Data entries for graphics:
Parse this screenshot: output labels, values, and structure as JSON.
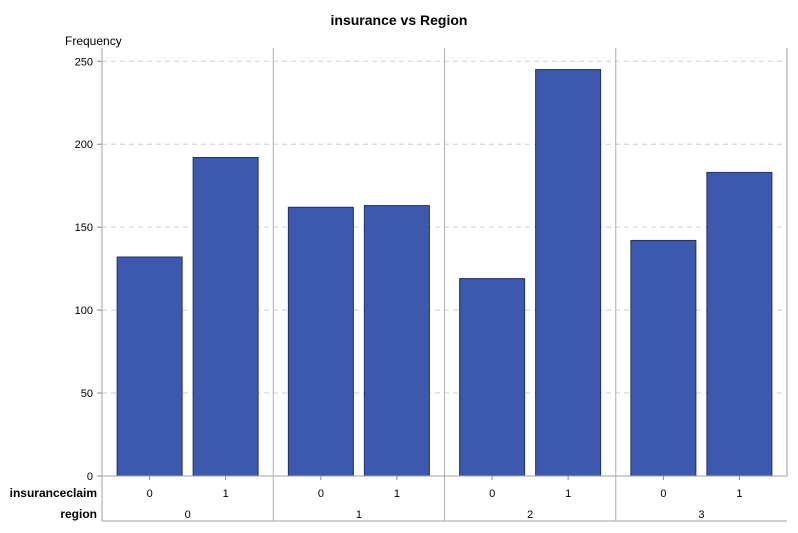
{
  "chart_data": {
    "type": "bar",
    "title": "insurance vs Region",
    "ylabel": "Frequency",
    "ylim": [
      0,
      260
    ],
    "yticks": [
      0,
      50,
      100,
      150,
      200,
      250
    ],
    "grid": true,
    "bar_color": "#3d59ad",
    "bar_edge_color": "#1f2f6f",
    "inner_axis_label": "insuranceclaim",
    "outer_axis_label": "region",
    "groups": [
      {
        "region": "0",
        "bars": [
          {
            "insuranceclaim": "0",
            "value": 132
          },
          {
            "insuranceclaim": "1",
            "value": 192
          }
        ]
      },
      {
        "region": "1",
        "bars": [
          {
            "insuranceclaim": "0",
            "value": 162
          },
          {
            "insuranceclaim": "1",
            "value": 163
          }
        ]
      },
      {
        "region": "2",
        "bars": [
          {
            "insuranceclaim": "0",
            "value": 119
          },
          {
            "insuranceclaim": "1",
            "value": 245
          }
        ]
      },
      {
        "region": "3",
        "bars": [
          {
            "insuranceclaim": "0",
            "value": 142
          },
          {
            "insuranceclaim": "1",
            "value": 183
          }
        ]
      }
    ]
  }
}
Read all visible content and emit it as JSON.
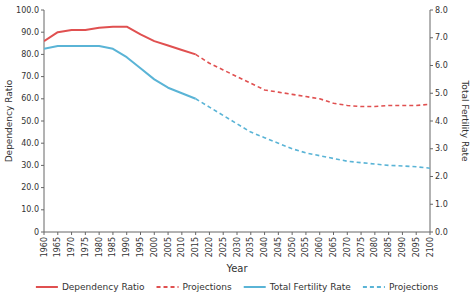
{
  "chart_data": {
    "type": "line",
    "xlabel": "Year",
    "ylabel": "Dependency Ratio",
    "y2label": "Total Fertility Rate",
    "xlim": [
      1960,
      2100
    ],
    "xticks": [
      1960,
      1965,
      1970,
      1975,
      1980,
      1985,
      1990,
      1995,
      2000,
      2005,
      2010,
      2015,
      2020,
      2025,
      2030,
      2035,
      2040,
      2045,
      2050,
      2055,
      2060,
      2065,
      2070,
      2075,
      2080,
      2085,
      2090,
      2095,
      2100
    ],
    "ylim": [
      0,
      100
    ],
    "yticks": [
      0,
      {
        "value": 10,
        "label": "10.0"
      },
      {
        "value": 20,
        "label": "20.0"
      },
      {
        "value": 30,
        "label": "30.0"
      },
      {
        "value": 40,
        "label": "40.0"
      },
      {
        "value": 50,
        "label": "50.0"
      },
      {
        "value": 60,
        "label": "60.0"
      },
      {
        "value": 70,
        "label": "70.0"
      },
      {
        "value": 80,
        "label": "80.0"
      },
      {
        "value": 90,
        "label": "90.0"
      },
      {
        "value": 100,
        "label": "100.0"
      }
    ],
    "y2lim": [
      0.0,
      8.0
    ],
    "y2ticks": [
      {
        "value": 0,
        "label": "0.0"
      },
      {
        "value": 1,
        "label": "1.0"
      },
      {
        "value": 2,
        "label": "2.0"
      },
      {
        "value": 3,
        "label": "3.0"
      },
      {
        "value": 4,
        "label": "4.0"
      },
      {
        "value": 5,
        "label": "5.0"
      },
      {
        "value": 6,
        "label": "6.0"
      },
      {
        "value": 7,
        "label": "7.0"
      },
      {
        "value": 8,
        "label": "8.0"
      }
    ],
    "grid": false,
    "legend": "bottom",
    "series": [
      {
        "name": "Dependency Ratio",
        "color": "#e05050",
        "line_style": "solid",
        "x": [
          1960,
          1965,
          1970,
          1975,
          1980,
          1985,
          1990,
          1995,
          2000,
          2005,
          2010,
          2015
        ],
        "values": [
          86,
          90,
          91,
          91,
          92,
          92.5,
          92.5,
          89,
          86,
          84,
          82,
          80
        ]
      },
      {
        "name": "Projections",
        "color": "#e05050",
        "line_style": "dashed",
        "x": [
          2015,
          2020,
          2025,
          2030,
          2035,
          2040,
          2045,
          2050,
          2055,
          2060,
          2065,
          2070,
          2075,
          2080,
          2085,
          2090,
          2095,
          2100
        ],
        "values": [
          80,
          76,
          73,
          70,
          67,
          64,
          63,
          62,
          61,
          60,
          58,
          57,
          56.5,
          56.5,
          57,
          57,
          57,
          57.5
        ]
      },
      {
        "name": "Total Fertility Rate",
        "color": "#5ab4d6",
        "line_style": "solid",
        "axis": "y2",
        "x": [
          1960,
          1965,
          1970,
          1975,
          1980,
          1985,
          1990,
          1995,
          2000,
          2005,
          2010,
          2015
        ],
        "values": [
          6.6,
          6.7,
          6.7,
          6.7,
          6.7,
          6.6,
          6.3,
          5.9,
          5.5,
          5.2,
          5.0,
          4.8
        ]
      },
      {
        "name": "Projections",
        "color": "#5ab4d6",
        "line_style": "dashed",
        "axis": "y2",
        "x": [
          2015,
          2020,
          2025,
          2030,
          2035,
          2040,
          2045,
          2050,
          2055,
          2060,
          2065,
          2070,
          2075,
          2080,
          2085,
          2090,
          2095,
          2100
        ],
        "values": [
          4.8,
          4.5,
          4.2,
          3.9,
          3.6,
          3.4,
          3.2,
          3.0,
          2.85,
          2.75,
          2.65,
          2.55,
          2.5,
          2.45,
          2.4,
          2.38,
          2.35,
          2.3
        ]
      }
    ]
  }
}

Problem details: Working from the material above, transcribe it exactly while omitting pictures.

Completed exercise:
Parse this screenshot: output labels, values, and structure as JSON.
{
  "chart_data": {
    "type": "bar",
    "title": "insurance vs Region",
    "ylabel": "Frequency",
    "ylim": [
      0,
      260
    ],
    "yticks": [
      0,
      50,
      100,
      150,
      200,
      250
    ],
    "grid": true,
    "bar_color": "#3d59ad",
    "bar_edge_color": "#1f2f6f",
    "inner_axis_label": "insuranceclaim",
    "outer_axis_label": "region",
    "groups": [
      {
        "region": "0",
        "bars": [
          {
            "insuranceclaim": "0",
            "value": 132
          },
          {
            "insuranceclaim": "1",
            "value": 192
          }
        ]
      },
      {
        "region": "1",
        "bars": [
          {
            "insuranceclaim": "0",
            "value": 162
          },
          {
            "insuranceclaim": "1",
            "value": 163
          }
        ]
      },
      {
        "region": "2",
        "bars": [
          {
            "insuranceclaim": "0",
            "value": 119
          },
          {
            "insuranceclaim": "1",
            "value": 245
          }
        ]
      },
      {
        "region": "3",
        "bars": [
          {
            "insuranceclaim": "0",
            "value": 142
          },
          {
            "insuranceclaim": "1",
            "value": 183
          }
        ]
      }
    ]
  }
}
Read all visible content and emit it as JSON.
{
  "chart_data": {
    "type": "line",
    "xlabel": "Year",
    "ylabel": "Dependency Ratio",
    "y2label": "Total Fertility Rate",
    "xlim": [
      1960,
      2100
    ],
    "xticks": [
      1960,
      1965,
      1970,
      1975,
      1980,
      1985,
      1990,
      1995,
      2000,
      2005,
      2010,
      2015,
      2020,
      2025,
      2030,
      2035,
      2040,
      2045,
      2050,
      2055,
      2060,
      2065,
      2070,
      2075,
      2080,
      2085,
      2090,
      2095,
      2100
    ],
    "ylim": [
      0,
      100
    ],
    "yticks": [
      0,
      {
        "value": 10,
        "label": "10.0"
      },
      {
        "value": 20,
        "label": "20.0"
      },
      {
        "value": 30,
        "label": "30.0"
      },
      {
        "value": 40,
        "label": "40.0"
      },
      {
        "value": 50,
        "label": "50.0"
      },
      {
        "value": 60,
        "label": "60.0"
      },
      {
        "value": 70,
        "label": "70.0"
      },
      {
        "value": 80,
        "label": "80.0"
      },
      {
        "value": 90,
        "label": "90.0"
      },
      {
        "value": 100,
        "label": "100.0"
      }
    ],
    "y2lim": [
      0.0,
      8.0
    ],
    "y2ticks": [
      {
        "value": 0,
        "label": "0.0"
      },
      {
        "value": 1,
        "label": "1.0"
      },
      {
        "value": 2,
        "label": "2.0"
      },
      {
        "value": 3,
        "label": "3.0"
      },
      {
        "value": 4,
        "label": "4.0"
      },
      {
        "value": 5,
        "label": "5.0"
      },
      {
        "value": 6,
        "label": "6.0"
      },
      {
        "value": 7,
        "label": "7.0"
      },
      {
        "value": 8,
        "label": "8.0"
      }
    ],
    "grid": false,
    "legend": "bottom",
    "series": [
      {
        "name": "Dependency Ratio",
        "color": "#e05050",
        "line_style": "solid",
        "x": [
          1960,
          1965,
          1970,
          1975,
          1980,
          1985,
          1990,
          1995,
          2000,
          2005,
          2010,
          2015
        ],
        "values": [
          86,
          90,
          91,
          91,
          92,
          92.5,
          92.5,
          89,
          86,
          84,
          82,
          80
        ]
      },
      {
        "name": "Projections",
        "color": "#e05050",
        "line_style": "dashed",
        "x": [
          2015,
          2020,
          2025,
          2030,
          2035,
          2040,
          2045,
          2050,
          2055,
          2060,
          2065,
          2070,
          2075,
          2080,
          2085,
          2090,
          2095,
          2100
        ],
        "values": [
          80,
          76,
          73,
          70,
          67,
          64,
          63,
          62,
          61,
          60,
          58,
          57,
          56.5,
          56.5,
          57,
          57,
          57,
          57.5
        ]
      },
      {
        "name": "Total Fertility Rate",
        "color": "#5ab4d6",
        "line_style": "solid",
        "axis": "y2",
        "x": [
          1960,
          1965,
          1970,
          1975,
          1980,
          1985,
          1990,
          1995,
          2000,
          2005,
          2010,
          2015
        ],
        "values": [
          6.6,
          6.7,
          6.7,
          6.7,
          6.7,
          6.6,
          6.3,
          5.9,
          5.5,
          5.2,
          5.0,
          4.8
        ]
      },
      {
        "name": "Projections",
        "color": "#5ab4d6",
        "line_style": "dashed",
        "axis": "y2",
        "x": [
          2015,
          2020,
          2025,
          2030,
          2035,
          2040,
          2045,
          2050,
          2055,
          2060,
          2065,
          2070,
          2075,
          2080,
          2085,
          2090,
          2095,
          2100
        ],
        "values": [
          4.8,
          4.5,
          4.2,
          3.9,
          3.6,
          3.4,
          3.2,
          3.0,
          2.85,
          2.75,
          2.65,
          2.55,
          2.5,
          2.45,
          2.4,
          2.38,
          2.35,
          2.3
        ]
      }
    ]
  }
}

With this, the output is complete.